Required work
Of the lines in the entries, how many hold the word "kind"? Give that number alone.

::::

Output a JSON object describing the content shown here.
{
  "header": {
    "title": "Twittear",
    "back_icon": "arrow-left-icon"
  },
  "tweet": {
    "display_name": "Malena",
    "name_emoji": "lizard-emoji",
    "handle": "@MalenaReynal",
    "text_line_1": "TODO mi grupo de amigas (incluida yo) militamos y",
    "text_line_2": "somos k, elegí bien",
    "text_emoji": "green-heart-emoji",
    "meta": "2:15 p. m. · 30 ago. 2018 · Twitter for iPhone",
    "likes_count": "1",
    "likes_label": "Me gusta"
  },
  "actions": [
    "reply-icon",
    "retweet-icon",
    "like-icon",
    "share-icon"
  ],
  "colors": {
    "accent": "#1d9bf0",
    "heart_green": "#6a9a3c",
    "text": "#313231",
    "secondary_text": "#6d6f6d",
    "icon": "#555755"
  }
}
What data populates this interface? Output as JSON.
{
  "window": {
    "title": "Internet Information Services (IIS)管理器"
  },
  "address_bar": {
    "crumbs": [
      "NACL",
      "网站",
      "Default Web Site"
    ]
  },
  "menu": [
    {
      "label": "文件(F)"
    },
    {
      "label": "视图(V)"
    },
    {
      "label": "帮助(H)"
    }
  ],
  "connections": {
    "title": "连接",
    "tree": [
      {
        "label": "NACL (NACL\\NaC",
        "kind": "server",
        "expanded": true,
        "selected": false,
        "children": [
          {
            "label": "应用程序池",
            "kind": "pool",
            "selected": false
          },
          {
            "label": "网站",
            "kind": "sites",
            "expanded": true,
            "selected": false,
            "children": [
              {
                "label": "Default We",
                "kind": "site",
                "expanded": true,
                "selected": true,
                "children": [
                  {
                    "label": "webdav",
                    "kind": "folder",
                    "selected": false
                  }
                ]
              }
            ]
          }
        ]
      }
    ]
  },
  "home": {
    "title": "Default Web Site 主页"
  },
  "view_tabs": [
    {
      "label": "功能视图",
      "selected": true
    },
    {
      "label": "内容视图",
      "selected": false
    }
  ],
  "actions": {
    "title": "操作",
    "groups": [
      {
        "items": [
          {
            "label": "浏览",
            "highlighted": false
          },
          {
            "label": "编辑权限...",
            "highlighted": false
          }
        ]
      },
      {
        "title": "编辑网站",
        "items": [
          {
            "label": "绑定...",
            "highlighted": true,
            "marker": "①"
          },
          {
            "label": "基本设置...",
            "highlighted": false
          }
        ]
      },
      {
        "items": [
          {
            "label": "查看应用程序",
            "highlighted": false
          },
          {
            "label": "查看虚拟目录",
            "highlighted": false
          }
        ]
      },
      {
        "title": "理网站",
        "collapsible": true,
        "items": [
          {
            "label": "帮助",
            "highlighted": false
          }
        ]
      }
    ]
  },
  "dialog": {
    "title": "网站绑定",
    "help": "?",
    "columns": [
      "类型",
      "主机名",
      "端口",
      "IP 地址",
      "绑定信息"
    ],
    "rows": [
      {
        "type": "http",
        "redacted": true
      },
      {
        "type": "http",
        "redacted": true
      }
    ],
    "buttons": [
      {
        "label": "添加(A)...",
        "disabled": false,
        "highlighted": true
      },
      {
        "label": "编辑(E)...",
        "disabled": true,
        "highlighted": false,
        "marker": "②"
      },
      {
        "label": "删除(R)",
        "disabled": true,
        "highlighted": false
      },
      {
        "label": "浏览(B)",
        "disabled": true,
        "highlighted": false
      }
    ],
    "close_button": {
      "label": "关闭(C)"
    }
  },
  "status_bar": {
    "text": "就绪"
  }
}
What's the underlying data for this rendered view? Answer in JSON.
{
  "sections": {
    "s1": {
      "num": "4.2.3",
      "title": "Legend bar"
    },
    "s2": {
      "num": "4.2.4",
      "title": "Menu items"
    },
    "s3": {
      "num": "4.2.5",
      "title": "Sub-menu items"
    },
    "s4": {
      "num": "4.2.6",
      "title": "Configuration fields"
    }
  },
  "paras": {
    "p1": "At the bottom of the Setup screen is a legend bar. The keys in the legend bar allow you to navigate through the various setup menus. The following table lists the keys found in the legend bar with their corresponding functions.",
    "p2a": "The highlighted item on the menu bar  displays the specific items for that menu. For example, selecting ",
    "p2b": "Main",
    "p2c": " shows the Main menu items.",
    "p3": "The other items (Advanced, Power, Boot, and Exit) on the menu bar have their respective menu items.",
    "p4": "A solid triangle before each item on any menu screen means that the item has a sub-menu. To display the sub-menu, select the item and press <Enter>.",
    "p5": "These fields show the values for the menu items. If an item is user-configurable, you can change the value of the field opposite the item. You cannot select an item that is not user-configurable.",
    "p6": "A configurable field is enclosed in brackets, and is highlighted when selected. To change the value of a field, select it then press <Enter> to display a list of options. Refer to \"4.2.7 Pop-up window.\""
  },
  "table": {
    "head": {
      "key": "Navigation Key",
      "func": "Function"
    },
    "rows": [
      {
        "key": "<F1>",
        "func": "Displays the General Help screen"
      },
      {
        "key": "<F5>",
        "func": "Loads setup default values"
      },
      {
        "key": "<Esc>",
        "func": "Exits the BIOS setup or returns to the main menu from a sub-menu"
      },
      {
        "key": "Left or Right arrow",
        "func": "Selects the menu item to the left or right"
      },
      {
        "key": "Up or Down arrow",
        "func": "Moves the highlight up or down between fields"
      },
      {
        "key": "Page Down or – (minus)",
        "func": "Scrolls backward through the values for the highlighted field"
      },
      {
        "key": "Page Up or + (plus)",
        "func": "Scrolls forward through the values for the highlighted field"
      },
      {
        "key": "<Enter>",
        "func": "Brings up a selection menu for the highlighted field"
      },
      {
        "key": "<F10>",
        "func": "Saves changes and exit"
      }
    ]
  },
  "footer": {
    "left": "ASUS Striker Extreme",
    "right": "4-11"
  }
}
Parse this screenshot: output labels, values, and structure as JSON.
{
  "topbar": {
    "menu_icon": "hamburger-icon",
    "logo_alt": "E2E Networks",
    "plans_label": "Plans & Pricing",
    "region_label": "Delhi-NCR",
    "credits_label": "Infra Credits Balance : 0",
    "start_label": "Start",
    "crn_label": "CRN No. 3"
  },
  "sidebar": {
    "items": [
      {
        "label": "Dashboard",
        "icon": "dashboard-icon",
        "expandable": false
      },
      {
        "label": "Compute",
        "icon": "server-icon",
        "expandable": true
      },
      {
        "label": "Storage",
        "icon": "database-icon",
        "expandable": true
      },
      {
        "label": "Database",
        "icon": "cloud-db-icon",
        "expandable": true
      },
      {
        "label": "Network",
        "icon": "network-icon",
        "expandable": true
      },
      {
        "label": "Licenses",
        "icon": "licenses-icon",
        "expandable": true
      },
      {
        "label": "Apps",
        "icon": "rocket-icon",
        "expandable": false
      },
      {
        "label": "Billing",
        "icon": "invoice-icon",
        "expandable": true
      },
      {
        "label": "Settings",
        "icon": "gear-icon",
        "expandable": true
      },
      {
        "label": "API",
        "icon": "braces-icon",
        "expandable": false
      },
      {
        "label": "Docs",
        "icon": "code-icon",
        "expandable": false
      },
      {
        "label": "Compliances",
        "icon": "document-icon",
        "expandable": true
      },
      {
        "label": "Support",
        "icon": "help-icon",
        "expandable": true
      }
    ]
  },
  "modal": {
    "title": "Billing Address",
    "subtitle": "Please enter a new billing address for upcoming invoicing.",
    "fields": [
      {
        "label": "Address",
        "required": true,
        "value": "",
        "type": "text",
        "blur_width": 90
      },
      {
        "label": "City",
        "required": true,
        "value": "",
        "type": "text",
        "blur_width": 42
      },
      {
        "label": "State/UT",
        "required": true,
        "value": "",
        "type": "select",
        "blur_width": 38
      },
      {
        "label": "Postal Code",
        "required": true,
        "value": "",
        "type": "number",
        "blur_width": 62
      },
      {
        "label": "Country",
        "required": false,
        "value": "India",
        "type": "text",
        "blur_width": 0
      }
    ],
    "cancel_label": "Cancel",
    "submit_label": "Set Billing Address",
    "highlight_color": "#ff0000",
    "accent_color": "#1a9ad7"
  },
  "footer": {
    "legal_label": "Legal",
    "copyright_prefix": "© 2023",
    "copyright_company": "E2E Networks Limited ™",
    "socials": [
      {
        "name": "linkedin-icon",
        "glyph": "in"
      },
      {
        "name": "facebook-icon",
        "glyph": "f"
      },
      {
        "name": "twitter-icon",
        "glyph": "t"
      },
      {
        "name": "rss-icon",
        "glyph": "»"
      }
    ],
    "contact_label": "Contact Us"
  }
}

::::

Task result
5